## What this task involves:
Copy each line containing the word "subtitle" from the records that follow, please.

Data excerpts:
--
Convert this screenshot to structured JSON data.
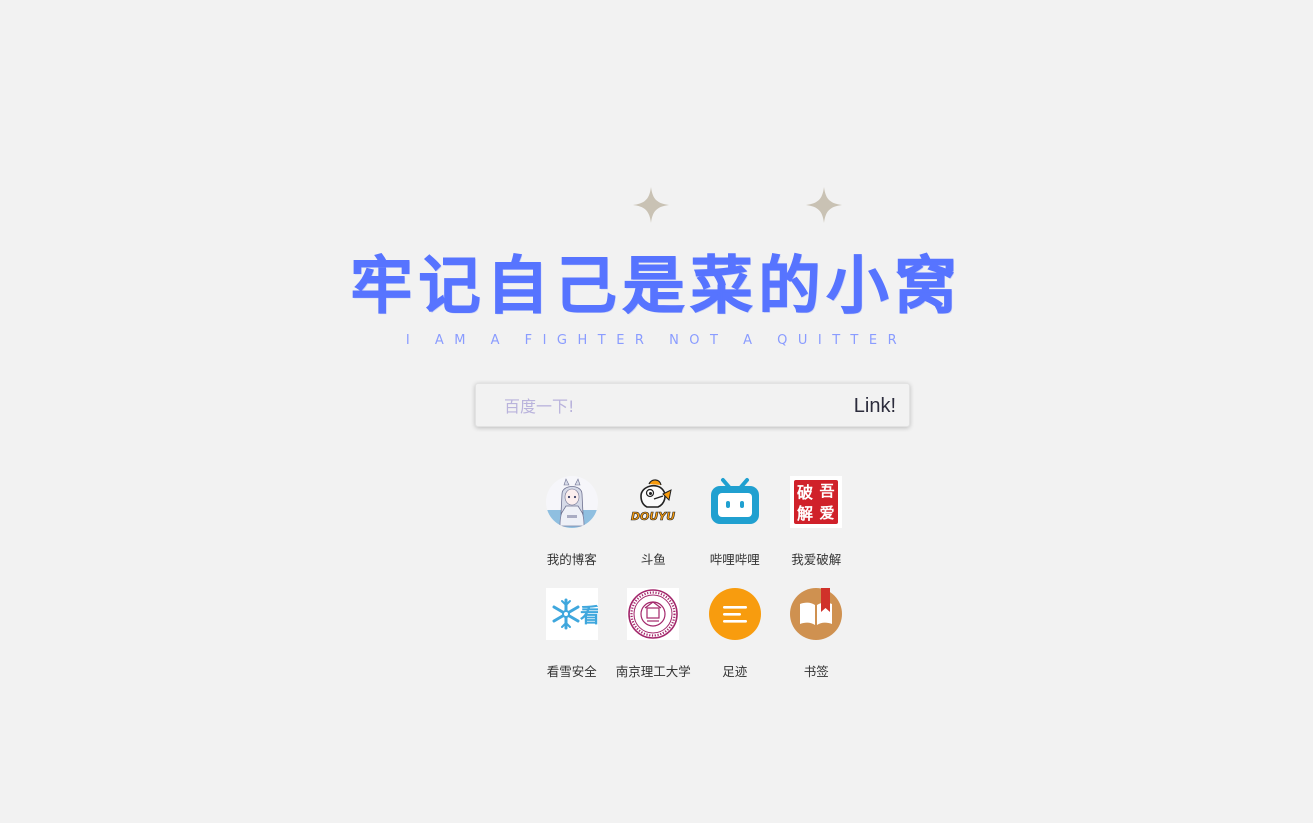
{
  "header": {
    "title": "牢记自己是菜的小窝",
    "subtitle": "I AM A FIGHTER NOT A QUITTER"
  },
  "search": {
    "placeholder": "百度一下!",
    "value": "",
    "button_label": "Link!"
  },
  "shortcuts": [
    {
      "label": "我的博客",
      "icon": "anime-avatar-icon"
    },
    {
      "label": "斗鱼",
      "icon": "douyu-icon",
      "icon_text": "DOUYU"
    },
    {
      "label": "哔哩哔哩",
      "icon": "bilibili-icon"
    },
    {
      "label": "我爱破解",
      "icon": "52pojie-icon",
      "icon_text": [
        "破",
        "吾",
        "解",
        "爱"
      ]
    },
    {
      "label": "看雪安全",
      "icon": "kanxue-icon",
      "icon_text": "看"
    },
    {
      "label": "南京理工大学",
      "icon": "njust-seal-icon"
    },
    {
      "label": "足迹",
      "icon": "footprint-icon"
    },
    {
      "label": "书签",
      "icon": "bookmark-icon"
    }
  ],
  "colors": {
    "background": "#f2f2f2",
    "title": "#5774ff",
    "subtitle": "#8a9cff",
    "sparkle": "#c9c2b4",
    "bilibili": "#20a0d0",
    "pojie_red": "#d0212a",
    "footprint_orange": "#f89c0e",
    "bookmark_brown": "#cf9150"
  }
}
--
## Reply to the task:
    "subtitle": "I AM A FIGHTER NOT A QUITTER"
    "subtitle": "#8a9cff",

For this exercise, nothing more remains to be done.